PROBLEM DETAILS: Count every line of these entries that holds the word "Batak", and reply with the number only.

EXCERPTED DATA:
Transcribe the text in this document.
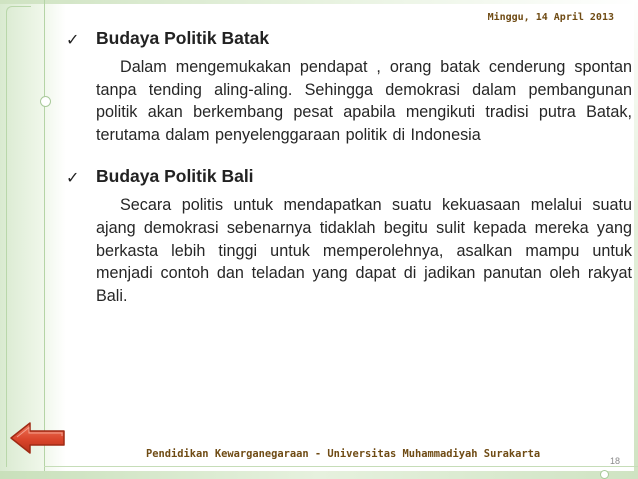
Minggu, 14 April 2013
✓ Budaya Politik Batak

Dalam mengemukakan pendapat , orang batak cenderung spontan tanpa tending aling-aling. Sehingga demokrasi dalam pembangunan politik akan berkembang pesat apabila mengikuti tradisi putra Batak, terutama dalam penyelenggaraan politik di Indonesia

✓ Budaya Politik Bali

Secara politis untuk mendapatkan suatu kekuasaan melalui suatu ajang demokrasi sebenarnya tidaklah begitu sulit kepada mereka yang berkasta lebih tinggi untuk memperolehnya, asalkan mampu untuk menjadi contoh dan teladan yang dapat di jadikan panutan oleh rakyat Bali.

Pendidikan Kewarganegaraan - Universitas Muhammadiyah Surakarta
18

RESPONSE: 2